** start Data provided **
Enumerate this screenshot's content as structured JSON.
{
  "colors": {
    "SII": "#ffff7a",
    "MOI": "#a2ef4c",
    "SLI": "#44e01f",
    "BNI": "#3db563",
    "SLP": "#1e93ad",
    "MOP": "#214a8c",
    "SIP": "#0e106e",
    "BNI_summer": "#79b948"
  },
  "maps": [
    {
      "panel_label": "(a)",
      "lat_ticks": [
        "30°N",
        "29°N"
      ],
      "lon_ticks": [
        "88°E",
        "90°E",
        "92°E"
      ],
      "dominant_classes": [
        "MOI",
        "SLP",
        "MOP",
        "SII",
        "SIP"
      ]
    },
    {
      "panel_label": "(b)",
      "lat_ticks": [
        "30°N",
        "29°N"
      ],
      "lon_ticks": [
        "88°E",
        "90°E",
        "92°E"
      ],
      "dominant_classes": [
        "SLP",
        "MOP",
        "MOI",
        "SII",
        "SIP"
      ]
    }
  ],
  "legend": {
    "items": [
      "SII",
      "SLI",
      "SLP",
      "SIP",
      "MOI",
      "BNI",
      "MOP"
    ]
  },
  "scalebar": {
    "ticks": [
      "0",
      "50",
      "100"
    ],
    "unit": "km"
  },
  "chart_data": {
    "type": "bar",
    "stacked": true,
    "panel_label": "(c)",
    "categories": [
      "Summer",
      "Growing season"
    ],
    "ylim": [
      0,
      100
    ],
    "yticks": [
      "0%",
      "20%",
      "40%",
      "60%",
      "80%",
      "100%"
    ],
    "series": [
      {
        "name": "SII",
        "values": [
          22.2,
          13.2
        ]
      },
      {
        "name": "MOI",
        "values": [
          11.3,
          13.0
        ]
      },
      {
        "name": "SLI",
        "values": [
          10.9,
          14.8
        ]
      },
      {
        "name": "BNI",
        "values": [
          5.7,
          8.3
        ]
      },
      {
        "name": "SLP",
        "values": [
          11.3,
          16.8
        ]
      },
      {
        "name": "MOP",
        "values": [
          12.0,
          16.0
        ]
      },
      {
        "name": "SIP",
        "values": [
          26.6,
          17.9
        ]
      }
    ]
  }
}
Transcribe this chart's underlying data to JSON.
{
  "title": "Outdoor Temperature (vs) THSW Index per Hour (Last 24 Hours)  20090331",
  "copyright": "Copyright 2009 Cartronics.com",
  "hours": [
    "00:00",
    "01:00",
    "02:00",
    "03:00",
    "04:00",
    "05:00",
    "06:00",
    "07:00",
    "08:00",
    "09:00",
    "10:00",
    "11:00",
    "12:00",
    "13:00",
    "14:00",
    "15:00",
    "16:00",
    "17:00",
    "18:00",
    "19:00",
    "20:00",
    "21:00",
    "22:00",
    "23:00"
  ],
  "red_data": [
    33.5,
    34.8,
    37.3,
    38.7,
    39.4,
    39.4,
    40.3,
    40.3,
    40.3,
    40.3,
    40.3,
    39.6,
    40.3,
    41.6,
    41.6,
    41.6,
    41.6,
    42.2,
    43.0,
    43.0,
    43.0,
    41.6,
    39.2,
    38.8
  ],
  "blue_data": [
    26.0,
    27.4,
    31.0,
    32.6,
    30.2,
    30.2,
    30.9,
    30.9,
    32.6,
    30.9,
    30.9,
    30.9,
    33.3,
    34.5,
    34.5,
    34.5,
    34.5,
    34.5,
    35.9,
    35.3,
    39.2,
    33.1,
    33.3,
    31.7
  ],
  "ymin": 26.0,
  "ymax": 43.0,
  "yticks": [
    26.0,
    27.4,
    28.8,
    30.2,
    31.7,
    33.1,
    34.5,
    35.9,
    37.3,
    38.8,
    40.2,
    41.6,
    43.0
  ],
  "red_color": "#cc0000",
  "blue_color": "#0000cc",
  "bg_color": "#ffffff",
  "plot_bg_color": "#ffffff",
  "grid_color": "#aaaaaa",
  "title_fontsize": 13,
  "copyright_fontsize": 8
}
** end Data provided **
_Description of the task_
Every record above should be copied exactly.

_Final result_
Enumerate this screenshot's content as structured JSON.
{
  "colors": {
    "SII": "#ffff7a",
    "MOI": "#a2ef4c",
    "SLI": "#44e01f",
    "BNI": "#3db563",
    "SLP": "#1e93ad",
    "MOP": "#214a8c",
    "SIP": "#0e106e",
    "BNI_summer": "#79b948"
  },
  "maps": [
    {
      "panel_label": "(a)",
      "lat_ticks": [
        "30°N",
        "29°N"
      ],
      "lon_ticks": [
        "88°E",
        "90°E",
        "92°E"
      ],
      "dominant_classes": [
        "MOI",
        "SLP",
        "MOP",
        "SII",
        "SIP"
      ]
    },
    {
      "panel_label": "(b)",
      "lat_ticks": [
        "30°N",
        "29°N"
      ],
      "lon_ticks": [
        "88°E",
        "90°E",
        "92°E"
      ],
      "dominant_classes": [
        "SLP",
        "MOP",
        "MOI",
        "SII",
        "SIP"
      ]
    }
  ],
  "legend": {
    "items": [
      "SII",
      "SLI",
      "SLP",
      "SIP",
      "MOI",
      "BNI",
      "MOP"
    ]
  },
  "scalebar": {
    "ticks": [
      "0",
      "50",
      "100"
    ],
    "unit": "km"
  },
  "chart_data": {
    "type": "bar",
    "stacked": true,
    "panel_label": "(c)",
    "categories": [
      "Summer",
      "Growing season"
    ],
    "ylim": [
      0,
      100
    ],
    "yticks": [
      "0%",
      "20%",
      "40%",
      "60%",
      "80%",
      "100%"
    ],
    "series": [
      {
        "name": "SII",
        "values": [
          22.2,
          13.2
        ]
      },
      {
        "name": "MOI",
        "values": [
          11.3,
          13.0
        ]
      },
      {
        "name": "SLI",
        "values": [
          10.9,
          14.8
        ]
      },
      {
        "name": "BNI",
        "values": [
          5.7,
          8.3
        ]
      },
      {
        "name": "SLP",
        "values": [
          11.3,
          16.8
        ]
      },
      {
        "name": "MOP",
        "values": [
          12.0,
          16.0
        ]
      },
      {
        "name": "SIP",
        "values": [
          26.6,
          17.9
        ]
      }
    ]
  }
}
Transcribe this chart's underlying data to JSON.
{
  "title": "Outdoor Temperature (vs) THSW Index per Hour (Last 24 Hours)  20090331",
  "copyright": "Copyright 2009 Cartronics.com",
  "hours": [
    "00:00",
    "01:00",
    "02:00",
    "03:00",
    "04:00",
    "05:00",
    "06:00",
    "07:00",
    "08:00",
    "09:00",
    "10:00",
    "11:00",
    "12:00",
    "13:00",
    "14:00",
    "15:00",
    "16:00",
    "17:00",
    "18:00",
    "19:00",
    "20:00",
    "21:00",
    "22:00",
    "23:00"
  ],
  "red_data": [
    33.5,
    34.8,
    37.3,
    38.7,
    39.4,
    39.4,
    40.3,
    40.3,
    40.3,
    40.3,
    40.3,
    39.6,
    40.3,
    41.6,
    41.6,
    41.6,
    41.6,
    42.2,
    43.0,
    43.0,
    43.0,
    41.6,
    39.2,
    38.8
  ],
  "blue_data": [
    26.0,
    27.4,
    31.0,
    32.6,
    30.2,
    30.2,
    30.9,
    30.9,
    32.6,
    30.9,
    30.9,
    30.9,
    33.3,
    34.5,
    34.5,
    34.5,
    34.5,
    34.5,
    35.9,
    35.3,
    39.2,
    33.1,
    33.3,
    31.7
  ],
  "ymin": 26.0,
  "ymax": 43.0,
  "yticks": [
    26.0,
    27.4,
    28.8,
    30.2,
    31.7,
    33.1,
    34.5,
    35.9,
    37.3,
    38.8,
    40.2,
    41.6,
    43.0
  ],
  "red_color": "#cc0000",
  "blue_color": "#0000cc",
  "bg_color": "#ffffff",
  "plot_bg_color": "#ffffff",
  "grid_color": "#aaaaaa",
  "title_fontsize": 13,
  "copyright_fontsize": 8
}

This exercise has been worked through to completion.